> _What to do_
a) From the abstract on genomic islands, list every feature of genes in the detected islands for which the method shows high sensitivity.
b) In the abstract on genomic islands, what does the name GIST stand for?
c) Write a continuation of the abstract on genomic islands, starting after its final sentence.

Abstract
Genomic islands (GIs), frequently associated with the pathogenicity of bacteria and having a substantial influence on bacterial evolution, are groups of “alien” elements which probably undergo special temporal–spatial regulation in the host genome. Are there particular hallmark transcriptional signals for these “exotic” regions? We here explore the potential transcriptional signals that underline the GIs beyond the conventional views on basic sequence composition, such as codon usage and GC property bias. It showed that there is a significant enrichment of the transcription start positions (TSPs) in the GI regions compared to the whole genome of Salmonella enterica and Escherichia coli. There was up to a four-fold increase for the 70% GIs, implying high-density TSPs profile can potentially differentiate the GI regions. Based on this feature, we developed a new sliding window method GIST, Genomic-island Identification by Signals of Transcription, to identify these regions. Subsequently, we compared the known GI-associated features of the GIs detected by GIST and by the existing method Islandviewer to those of the whole genome. Our method demonstrates high sensitivity in detecting GIs harboring genes with biased GI-like function, preferred subcellular localization, skewed GC property, shorter gene length and biased “non-optimal” codon usage. The special transcriptional signals discovered here may contribute to the coordinate expression regulation of foreign genes. Finally, by using GIST, we detected many interesting GIs in the 2011 German E. coli O104:H4 outbreak strain TY-2482, including the microcin H47 system and gene cluster ycgXEFZ-ymgABC that activates the production of biofilm matrix. The aforesaid findings highlight the power of GIST to predict GIs with distinct intrinsic features to the genome. The heterogeneity of cumulative TSPs profiles may not only be a better identity for “alien” regions, but also provide hints to the special evolutionary course and transcriptional regulation of GI regions.

> _Excerpted records_
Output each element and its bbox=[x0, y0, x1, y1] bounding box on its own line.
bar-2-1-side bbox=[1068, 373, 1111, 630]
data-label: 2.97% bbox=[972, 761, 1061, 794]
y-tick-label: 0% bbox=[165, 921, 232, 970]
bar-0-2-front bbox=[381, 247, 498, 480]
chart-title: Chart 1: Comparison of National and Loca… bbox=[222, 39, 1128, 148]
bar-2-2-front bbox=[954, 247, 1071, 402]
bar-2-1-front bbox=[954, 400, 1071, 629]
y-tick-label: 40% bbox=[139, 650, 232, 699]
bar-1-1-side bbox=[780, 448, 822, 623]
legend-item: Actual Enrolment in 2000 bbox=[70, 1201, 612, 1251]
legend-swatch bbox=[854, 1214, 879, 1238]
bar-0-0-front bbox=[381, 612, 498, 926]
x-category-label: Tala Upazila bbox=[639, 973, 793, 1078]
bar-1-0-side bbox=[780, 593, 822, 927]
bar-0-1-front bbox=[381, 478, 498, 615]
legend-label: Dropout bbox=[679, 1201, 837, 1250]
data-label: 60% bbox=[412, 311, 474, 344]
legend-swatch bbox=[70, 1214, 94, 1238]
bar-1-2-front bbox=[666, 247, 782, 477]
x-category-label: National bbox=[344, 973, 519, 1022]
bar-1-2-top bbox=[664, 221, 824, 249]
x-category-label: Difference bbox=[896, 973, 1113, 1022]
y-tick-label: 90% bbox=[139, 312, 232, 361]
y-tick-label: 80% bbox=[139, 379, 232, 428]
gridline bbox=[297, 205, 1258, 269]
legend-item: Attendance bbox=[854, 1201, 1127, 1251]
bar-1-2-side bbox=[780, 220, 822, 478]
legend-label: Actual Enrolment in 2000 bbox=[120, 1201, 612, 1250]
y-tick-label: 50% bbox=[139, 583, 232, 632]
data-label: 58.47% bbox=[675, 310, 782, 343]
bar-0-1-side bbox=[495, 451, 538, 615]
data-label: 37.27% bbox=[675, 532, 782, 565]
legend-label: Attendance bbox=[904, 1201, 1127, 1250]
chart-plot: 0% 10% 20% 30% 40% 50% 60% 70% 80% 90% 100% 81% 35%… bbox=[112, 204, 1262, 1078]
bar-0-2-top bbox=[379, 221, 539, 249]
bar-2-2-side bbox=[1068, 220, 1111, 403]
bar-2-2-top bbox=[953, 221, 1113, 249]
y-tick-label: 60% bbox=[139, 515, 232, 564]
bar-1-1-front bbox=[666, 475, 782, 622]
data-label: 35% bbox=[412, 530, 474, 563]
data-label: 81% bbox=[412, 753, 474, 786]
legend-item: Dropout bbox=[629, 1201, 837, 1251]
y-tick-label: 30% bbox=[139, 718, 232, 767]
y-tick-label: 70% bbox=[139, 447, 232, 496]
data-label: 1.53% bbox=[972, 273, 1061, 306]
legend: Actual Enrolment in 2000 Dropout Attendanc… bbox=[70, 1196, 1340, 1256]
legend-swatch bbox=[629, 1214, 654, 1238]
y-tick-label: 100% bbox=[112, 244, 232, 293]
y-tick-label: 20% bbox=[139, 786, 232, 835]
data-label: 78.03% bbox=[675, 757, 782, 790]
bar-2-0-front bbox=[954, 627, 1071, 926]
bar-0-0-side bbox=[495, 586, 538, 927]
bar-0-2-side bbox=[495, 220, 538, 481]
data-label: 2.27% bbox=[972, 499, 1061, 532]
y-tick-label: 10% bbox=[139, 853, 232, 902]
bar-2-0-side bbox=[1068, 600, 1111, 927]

> _Expected responses_
a)
- Biased GI-like function
- Preferred subcellular localization
- Skewed GC property
- Shorter gene length
- Biased "non-optimal" codon usage

b) Genomic-island Identification by Signals of Transcription.

c)
Highlights
Since the publication of the first pathogenicity island (PAI) [1], originally described as clusters of virulence genes that were identified in uropathogenic E. coli but absent in closely related strains, various types of other islands, such as secretion islands and resistance islands, have been detected
We found significantly more transcription start points (TSPs) in the Genomic islands (GIs) regions of E. coli K-12 MG1655, and this demonstrates that the phenomenon is not confined to Salmonella enterica
Through the comparative analysis of known features associated with GIs and the application in analyzing the GIs of the German E. coli O104:H4 outbreak strain TY-2482, we found that our method is powerful in detecting GI-like regions
Summary
Since the publication of the first pathogenicity island (PAI) [1], originally described as clusters of virulence genes that were identified in uropathogenic E. coli but absent in closely related strains, various types of other islands, such as secretion islands and resistance islands, have been detected. We compared the corresponding transcription initiation signals, here denoted by the TSPs, between the GI regions and genomes of the nine Salmonella strains.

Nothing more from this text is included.